*YOUR OBJECTIVE*: The entries below should be quoted exactly, with no pictures carried over.

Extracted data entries
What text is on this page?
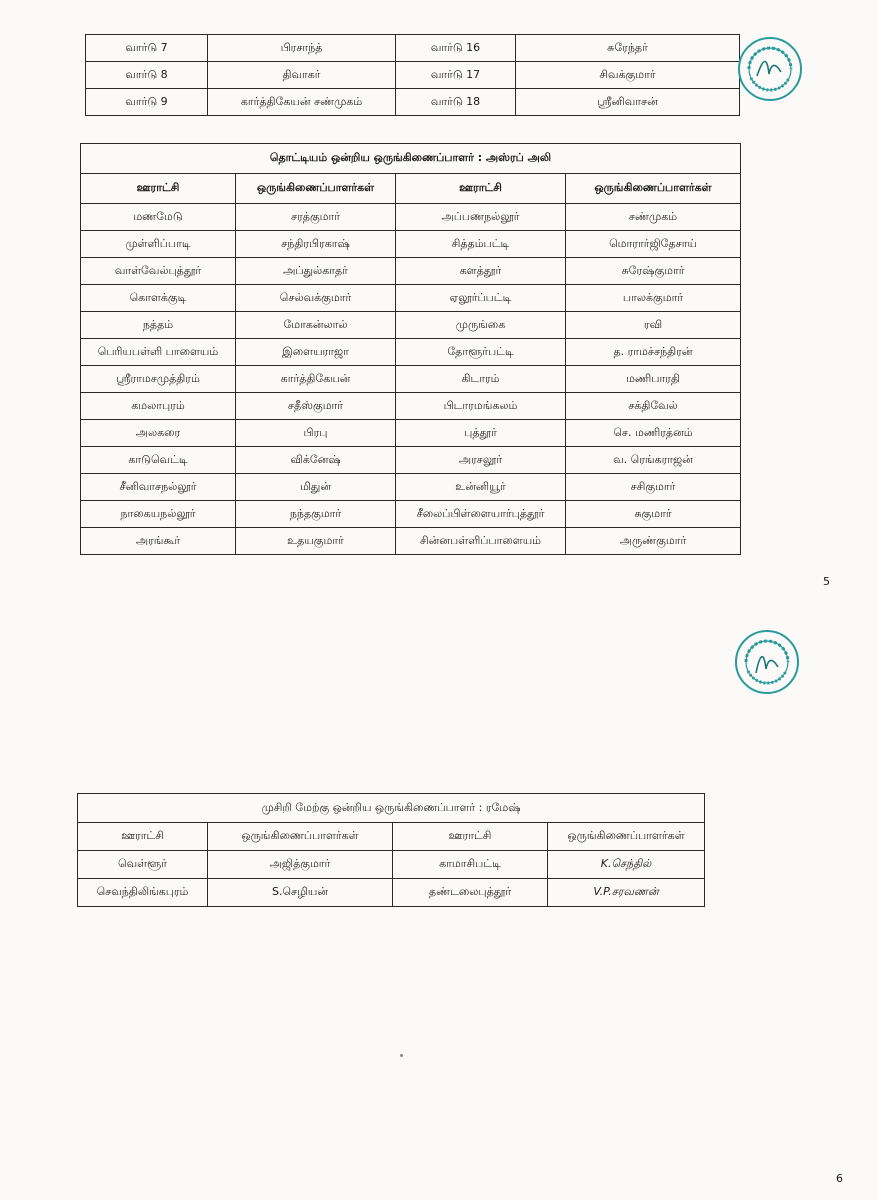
வார்டு 7	பிரசாந்த்	வார்டு 16	சுரேந்தர்
வார்டு 8	திவாகர்	வார்டு 17	சிவக்குமார்
வார்டு 9	கார்த்திகேயன் சண்முகம்	வார்டு 18	ஸ்ரீனிவாசன்
தொட்டியம் ஒன்றிய ஒருங்கிணைப்பாளர் : அஸ்ரப் அலி			
ஊராட்சி	ஒருங்கிணைப்பாளர்கள்	ஊராட்சி	ஒருங்கிணைப்பாளர்கள்
மணமேடு	சரத்குமார்	அப்பணநல்லூர்	சண்முகம்
முள்ளிப்பாடி	சந்திரபிரகாஷ்	சித்தம்பட்டி	மொரார்ஜிதேசாய்
வாள்வேல்புத்தூர்	அப்துல்காதர்	களத்தூர்	சுரேஷ்குமார்
கொளக்குடி	செல்வக்குமார்	ஏலூர்ப்பட்டி	பாலக்குமார்
நத்தம்	மோகன்லால்	முருங்கை	ரவி
பெரியபள்ளி பாளையம்	இளையராஜா	தோளூர்பட்டி	த. ராமச்சந்திரன்
ஸ்ரீராமசமுத்திரம்	கார்த்திகேயன்	கிடாரம்	மணிபாரதி
கமலாபுரம்	சதீஸ்குமார்	பிடாரமங்கலம்	சக்திவேல்
அலகரை	பிரபு	புத்தூர்	செ. மணிரத்னம்
காடுவெட்டி	விக்னேஷ்	அரசலூர்	வ. ரெங்கராஜன்
சீனிவாசநல்லூர்	மிதுன்	உன்னியூர்	சசிகுமார்
நாகையநல்லூர்	நந்தகுமார்	சீலைப்பிள்ளையார்புத்தூர்	சுகுமார்
அரங்கூர்	உதயகுமார்	சின்னபள்ளிப்பாளையம்	அருண்குமார்
5
முசிறி மேற்கு ஒன்றிய ஒருங்கிணைப்பாளர் : ரமேஷ்			
ஊராட்சி	ஒருங்கிணைப்பாளர்கள்	ஊராட்சி	ஒருங்கிணைப்பாளர்கள்
வெள்ளூர்	அஜித்குமார்	காமாசிபட்டி	K.செந்தில்
செவந்திலிங்கபுரம்	S.செழியன்	தண்டலைபுத்தூர்	V.P.சரவணன்
6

*SOLUTION TO THIS EXERCISE*:
What text is on this page?
வார்டு 7	பிரசாந்த்	வார்டு 16	சுரேந்தர்
வார்டு 8	திவாகர்	வார்டு 17	சிவக்குமார்
வார்டு 9	கார்த்திகேயன் சண்முகம்	வார்டு 18	ஸ்ரீனிவாசன்
தொட்டியம் ஒன்றிய ஒருங்கிணைப்பாளர் : அஸ்ரப் அலி			
ஊராட்சி	ஒருங்கிணைப்பாளர்கள்	ஊராட்சி	ஒருங்கிணைப்பாளர்கள்
மணமேடு	சரத்குமார்	அப்பணநல்லூர்	சண்முகம்
முள்ளிப்பாடி	சந்திரபிரகாஷ்	சித்தம்பட்டி	மொரார்ஜிதேசாய்
வாள்வேல்புத்தூர்	அப்துல்காதர்	களத்தூர்	சுரேஷ்குமார்
கொளக்குடி	செல்வக்குமார்	ஏலூர்ப்பட்டி	பாலக்குமார்
நத்தம்	மோகன்லால்	முருங்கை	ரவி
பெரியபள்ளி பாளையம்	இளையராஜா	தோளூர்பட்டி	த. ராமச்சந்திரன்
ஸ்ரீராமசமுத்திரம்	கார்த்திகேயன்	கிடாரம்	மணிபாரதி
கமலாபுரம்	சதீஸ்குமார்	பிடாரமங்கலம்	சக்திவேல்
அலகரை	பிரபு	புத்தூர்	செ. மணிரத்னம்
காடுவெட்டி	விக்னேஷ்	அரசலூர்	வ. ரெங்கராஜன்
சீனிவாசநல்லூர்	மிதுன்	உன்னியூர்	சசிகுமார்
நாகையநல்லூர்	நந்தகுமார்	சீலைப்பிள்ளையார்புத்தூர்	சுகுமார்
அரங்கூர்	உதயகுமார்	சின்னபள்ளிப்பாளையம்	அருண்குமார்
5
முசிறி மேற்கு ஒன்றிய ஒருங்கிணைப்பாளர் : ரமேஷ்			
ஊராட்சி	ஒருங்கிணைப்பாளர்கள்	ஊராட்சி	ஒருங்கிணைப்பாளர்கள்
வெள்ளூர்	அஜித்குமார்	காமாசிபட்டி	K.செந்தில்
செவந்திலிங்கபுரம்	S.செழியன்	தண்டலைபுத்தூர்	V.P.சரவணன்
6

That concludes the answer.